## Written instruction
In the piece on UFOs below, set down word for word the passage from "But whatever it" to "using it literally.", including both ends.

Highway 375 in Rachel, Nev., near Area 51, is home...

Highway 375 in Rachel, Nev., near Area 51, is home to many UFO sightings. Credit: Getty Images / MyLoupe

Sensibly enough, the U.S. Senate is due in June to receive a long-sought report from intelligence agencies on "unidentified aerial phenomena." The report contains Pentagon materials on unexplained sightings.

Fine. Hope springs eternal that facts and evidence can be credibly evaluated and help inform and enlighten, and douse false rumors and irrational belief.

Maybe it adds up to something that advances our collective knowledge and understanding. Maybe there are surprises in store. Maybe the report will be a dud.

But whatever it says, we don't need official information to break an annoying linguistic habit that muddles truth. We can either trash the term "unidentified flying object" or start using it literally.

"UFO" was coined as a neutral term to mean something up in the air that had not been identified. Period. Then the true meaning of the words became ignored in our conversations. UFOs became reflexively associated with age-old visions of slimy, lumpy fellows descending ladders from their flying saucers.

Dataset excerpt
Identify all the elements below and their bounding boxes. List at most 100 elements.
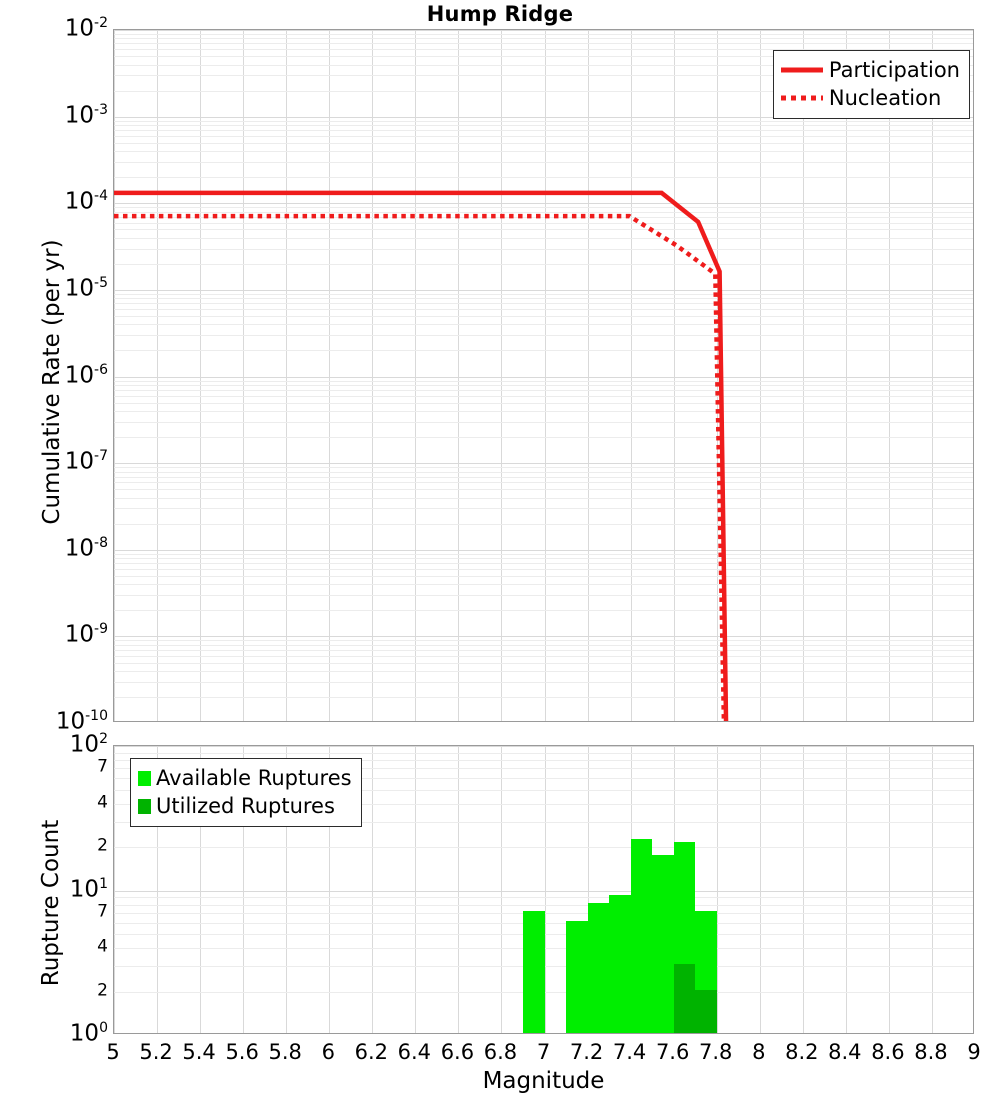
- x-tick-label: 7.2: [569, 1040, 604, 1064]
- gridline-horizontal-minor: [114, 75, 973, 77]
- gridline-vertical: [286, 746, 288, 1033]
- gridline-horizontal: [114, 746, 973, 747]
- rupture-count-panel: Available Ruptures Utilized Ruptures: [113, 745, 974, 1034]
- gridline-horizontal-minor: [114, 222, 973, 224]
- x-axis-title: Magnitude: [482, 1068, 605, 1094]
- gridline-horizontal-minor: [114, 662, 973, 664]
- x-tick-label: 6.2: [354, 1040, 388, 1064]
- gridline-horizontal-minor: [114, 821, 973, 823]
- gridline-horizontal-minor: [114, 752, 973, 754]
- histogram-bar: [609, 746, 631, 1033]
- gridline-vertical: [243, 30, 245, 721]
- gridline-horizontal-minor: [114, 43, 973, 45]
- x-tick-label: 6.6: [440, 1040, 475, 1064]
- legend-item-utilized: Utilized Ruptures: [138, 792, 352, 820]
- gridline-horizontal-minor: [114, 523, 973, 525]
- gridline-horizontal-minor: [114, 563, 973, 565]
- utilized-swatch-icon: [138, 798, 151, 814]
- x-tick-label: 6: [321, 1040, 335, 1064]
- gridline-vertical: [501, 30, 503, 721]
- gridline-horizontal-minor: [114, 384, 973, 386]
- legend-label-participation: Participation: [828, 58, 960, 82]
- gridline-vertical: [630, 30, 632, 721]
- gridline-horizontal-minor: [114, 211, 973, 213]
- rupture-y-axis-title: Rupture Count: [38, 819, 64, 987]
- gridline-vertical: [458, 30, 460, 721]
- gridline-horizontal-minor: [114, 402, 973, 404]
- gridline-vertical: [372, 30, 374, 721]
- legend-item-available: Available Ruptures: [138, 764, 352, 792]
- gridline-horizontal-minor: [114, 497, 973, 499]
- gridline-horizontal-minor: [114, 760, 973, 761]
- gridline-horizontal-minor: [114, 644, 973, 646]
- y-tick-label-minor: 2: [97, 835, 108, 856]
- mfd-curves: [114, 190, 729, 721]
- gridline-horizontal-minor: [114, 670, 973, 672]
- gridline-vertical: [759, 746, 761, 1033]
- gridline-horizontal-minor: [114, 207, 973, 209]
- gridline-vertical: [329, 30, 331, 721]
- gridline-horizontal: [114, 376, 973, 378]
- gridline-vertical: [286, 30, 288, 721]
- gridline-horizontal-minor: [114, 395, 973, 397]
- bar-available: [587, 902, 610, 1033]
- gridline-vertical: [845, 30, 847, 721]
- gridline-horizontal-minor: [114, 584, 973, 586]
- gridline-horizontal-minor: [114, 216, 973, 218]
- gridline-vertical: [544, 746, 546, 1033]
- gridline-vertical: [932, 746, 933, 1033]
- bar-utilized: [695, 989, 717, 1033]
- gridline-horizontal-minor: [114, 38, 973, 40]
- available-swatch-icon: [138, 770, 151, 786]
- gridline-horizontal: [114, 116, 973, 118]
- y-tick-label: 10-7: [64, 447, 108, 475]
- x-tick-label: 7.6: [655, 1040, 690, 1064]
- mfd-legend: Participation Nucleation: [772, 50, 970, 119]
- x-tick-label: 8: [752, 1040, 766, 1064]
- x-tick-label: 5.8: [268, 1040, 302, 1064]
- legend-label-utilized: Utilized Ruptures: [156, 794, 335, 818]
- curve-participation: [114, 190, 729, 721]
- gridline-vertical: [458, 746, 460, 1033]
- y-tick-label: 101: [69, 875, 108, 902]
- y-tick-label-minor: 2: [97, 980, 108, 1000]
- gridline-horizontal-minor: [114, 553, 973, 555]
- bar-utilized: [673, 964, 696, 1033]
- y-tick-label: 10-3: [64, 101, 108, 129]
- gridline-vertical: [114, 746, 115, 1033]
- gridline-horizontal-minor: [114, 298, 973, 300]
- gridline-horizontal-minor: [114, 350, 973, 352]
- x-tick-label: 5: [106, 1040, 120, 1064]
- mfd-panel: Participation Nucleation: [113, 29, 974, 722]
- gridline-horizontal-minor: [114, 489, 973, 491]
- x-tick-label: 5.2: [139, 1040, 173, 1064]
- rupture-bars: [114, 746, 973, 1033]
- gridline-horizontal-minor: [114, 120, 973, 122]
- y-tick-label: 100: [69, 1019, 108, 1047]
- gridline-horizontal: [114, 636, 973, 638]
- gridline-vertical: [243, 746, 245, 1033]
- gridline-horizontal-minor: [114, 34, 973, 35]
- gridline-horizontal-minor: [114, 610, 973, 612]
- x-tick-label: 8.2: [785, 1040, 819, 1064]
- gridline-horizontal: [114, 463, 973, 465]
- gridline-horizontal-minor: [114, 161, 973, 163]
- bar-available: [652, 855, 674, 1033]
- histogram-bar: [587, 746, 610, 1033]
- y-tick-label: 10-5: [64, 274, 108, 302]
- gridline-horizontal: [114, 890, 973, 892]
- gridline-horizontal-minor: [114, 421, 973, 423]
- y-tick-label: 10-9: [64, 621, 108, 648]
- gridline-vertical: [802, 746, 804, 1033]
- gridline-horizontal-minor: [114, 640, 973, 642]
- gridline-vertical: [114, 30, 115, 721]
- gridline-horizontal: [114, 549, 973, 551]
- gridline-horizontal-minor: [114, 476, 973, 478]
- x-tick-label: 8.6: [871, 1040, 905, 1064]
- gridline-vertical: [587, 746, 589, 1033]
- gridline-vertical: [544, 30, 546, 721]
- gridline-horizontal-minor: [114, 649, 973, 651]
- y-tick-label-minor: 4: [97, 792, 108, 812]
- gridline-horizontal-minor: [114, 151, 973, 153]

* * *

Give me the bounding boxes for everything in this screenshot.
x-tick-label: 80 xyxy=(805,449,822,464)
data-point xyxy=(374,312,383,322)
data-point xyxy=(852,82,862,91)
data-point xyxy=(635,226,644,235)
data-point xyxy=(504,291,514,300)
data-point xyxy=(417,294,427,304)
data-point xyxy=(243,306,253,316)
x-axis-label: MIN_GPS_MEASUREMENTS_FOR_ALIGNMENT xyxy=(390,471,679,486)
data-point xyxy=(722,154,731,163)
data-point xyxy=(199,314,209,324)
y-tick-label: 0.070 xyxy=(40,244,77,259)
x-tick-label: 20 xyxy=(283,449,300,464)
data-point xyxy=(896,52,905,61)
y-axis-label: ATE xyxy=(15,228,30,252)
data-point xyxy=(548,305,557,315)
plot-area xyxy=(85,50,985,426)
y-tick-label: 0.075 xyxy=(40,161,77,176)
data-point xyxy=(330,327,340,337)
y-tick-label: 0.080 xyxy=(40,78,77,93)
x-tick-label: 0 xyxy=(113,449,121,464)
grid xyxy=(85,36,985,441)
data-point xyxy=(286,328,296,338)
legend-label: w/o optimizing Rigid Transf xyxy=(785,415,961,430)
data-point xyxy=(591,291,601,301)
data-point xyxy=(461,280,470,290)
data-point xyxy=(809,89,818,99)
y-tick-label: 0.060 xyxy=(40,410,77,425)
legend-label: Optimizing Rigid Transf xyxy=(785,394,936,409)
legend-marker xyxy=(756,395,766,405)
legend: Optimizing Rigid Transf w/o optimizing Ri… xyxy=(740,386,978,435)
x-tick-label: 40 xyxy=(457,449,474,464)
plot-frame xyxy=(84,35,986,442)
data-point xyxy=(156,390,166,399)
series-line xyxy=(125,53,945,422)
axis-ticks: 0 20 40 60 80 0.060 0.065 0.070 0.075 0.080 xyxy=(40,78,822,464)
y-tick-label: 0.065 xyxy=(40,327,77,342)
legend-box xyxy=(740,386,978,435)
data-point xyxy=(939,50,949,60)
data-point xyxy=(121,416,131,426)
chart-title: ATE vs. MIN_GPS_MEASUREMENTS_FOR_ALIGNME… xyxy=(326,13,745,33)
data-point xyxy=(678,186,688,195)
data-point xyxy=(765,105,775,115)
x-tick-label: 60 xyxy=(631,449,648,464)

## Exercise answer
But whatever it says, we don't need official information to break an annoying linguistic habit that muddles truth. We can either trash the term "unidentified flying object" or start using it literally.